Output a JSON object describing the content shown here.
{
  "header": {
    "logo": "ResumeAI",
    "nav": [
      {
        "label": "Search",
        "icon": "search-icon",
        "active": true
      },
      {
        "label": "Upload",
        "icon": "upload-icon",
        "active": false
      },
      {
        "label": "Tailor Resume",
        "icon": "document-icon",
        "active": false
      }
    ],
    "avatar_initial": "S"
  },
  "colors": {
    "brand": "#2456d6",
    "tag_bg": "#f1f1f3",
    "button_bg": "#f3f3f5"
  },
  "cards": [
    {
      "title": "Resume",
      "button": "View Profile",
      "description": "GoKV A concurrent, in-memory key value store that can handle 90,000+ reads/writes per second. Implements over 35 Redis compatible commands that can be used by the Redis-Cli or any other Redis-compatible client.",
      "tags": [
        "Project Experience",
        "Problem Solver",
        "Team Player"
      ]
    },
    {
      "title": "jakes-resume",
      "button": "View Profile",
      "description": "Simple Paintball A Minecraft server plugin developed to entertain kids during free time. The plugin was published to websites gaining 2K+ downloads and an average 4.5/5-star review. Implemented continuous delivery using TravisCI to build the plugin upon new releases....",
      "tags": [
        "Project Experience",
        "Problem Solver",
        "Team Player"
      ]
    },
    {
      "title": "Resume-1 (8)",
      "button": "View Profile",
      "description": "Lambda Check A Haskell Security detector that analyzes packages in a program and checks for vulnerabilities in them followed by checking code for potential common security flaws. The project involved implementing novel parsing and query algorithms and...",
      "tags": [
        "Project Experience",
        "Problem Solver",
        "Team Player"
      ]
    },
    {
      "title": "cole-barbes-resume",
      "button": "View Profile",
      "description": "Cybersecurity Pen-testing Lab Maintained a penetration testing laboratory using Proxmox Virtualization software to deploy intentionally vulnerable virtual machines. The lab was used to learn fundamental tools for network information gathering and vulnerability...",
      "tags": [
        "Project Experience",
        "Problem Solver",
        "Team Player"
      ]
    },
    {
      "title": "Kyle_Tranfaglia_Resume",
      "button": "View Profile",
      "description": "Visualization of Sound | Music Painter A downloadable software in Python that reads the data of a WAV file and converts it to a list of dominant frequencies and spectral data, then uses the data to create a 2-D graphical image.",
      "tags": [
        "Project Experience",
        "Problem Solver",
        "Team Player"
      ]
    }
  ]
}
┄┄┄┄┄┄
Print every entry exactly as written.

Output a JSON object describing the content shown here.
{
  "header": {
    "logo": "ResumeAI",
    "nav": [
      {
        "label": "Search",
        "icon": "search-icon",
        "active": true
      },
      {
        "label": "Upload",
        "icon": "upload-icon",
        "active": false
      },
      {
        "label": "Tailor Resume",
        "icon": "document-icon",
        "active": false
      }
    ],
    "avatar_initial": "S"
  },
  "colors": {
    "brand": "#2456d6",
    "tag_bg": "#f1f1f3",
    "button_bg": "#f3f3f5"
  },
  "cards": [
    {
      "title": "Resume",
      "button": "View Profile",
      "description": "GoKV A concurrent, in-memory key value store that can handle 90,000+ reads/writes per second. Implements over 35 Redis compatible commands that can be used by the Redis-Cli or any other Redis-compatible client.",
      "tags": [
        "Project Experience",
        "Problem Solver",
        "Team Player"
      ]
    },
    {
      "title": "jakes-resume",
      "button": "View Profile",
      "description": "Simple Paintball A Minecraft server plugin developed to entertain kids during free time. The plugin was published to websites gaining 2K+ downloads and an average 4.5/5-star review. Implemented continuous delivery using TravisCI to build the plugin upon new releases....",
      "tags": [
        "Project Experience",
        "Problem Solver",
        "Team Player"
      ]
    },
    {
      "title": "Resume-1 (8)",
      "button": "View Profile",
      "description": "Lambda Check A Haskell Security detector that analyzes packages in a program and checks for vulnerabilities in them followed by checking code for potential common security flaws. The project involved implementing novel parsing and query algorithms and...",
      "tags": [
        "Project Experience",
        "Problem Solver",
        "Team Player"
      ]
    },
    {
      "title": "cole-barbes-resume",
      "button": "View Profile",
      "description": "Cybersecurity Pen-testing Lab Maintained a penetration testing laboratory using Proxmox Virtualization software to deploy intentionally vulnerable virtual machines. The lab was used to learn fundamental tools for network information gathering and vulnerability...",
      "tags": [
        "Project Experience",
        "Problem Solver",
        "Team Player"
      ]
    },
    {
      "title": "Kyle_Tranfaglia_Resume",
      "button": "View Profile",
      "description": "Visualization of Sound | Music Painter A downloadable software in Python that reads the data of a WAV file and converts it to a list of dominant frequencies and spectral data, then uses the data to create a 2-D graphical image.",
      "tags": [
        "Project Experience",
        "Problem Solver",
        "Team Player"
      ]
    }
  ]
}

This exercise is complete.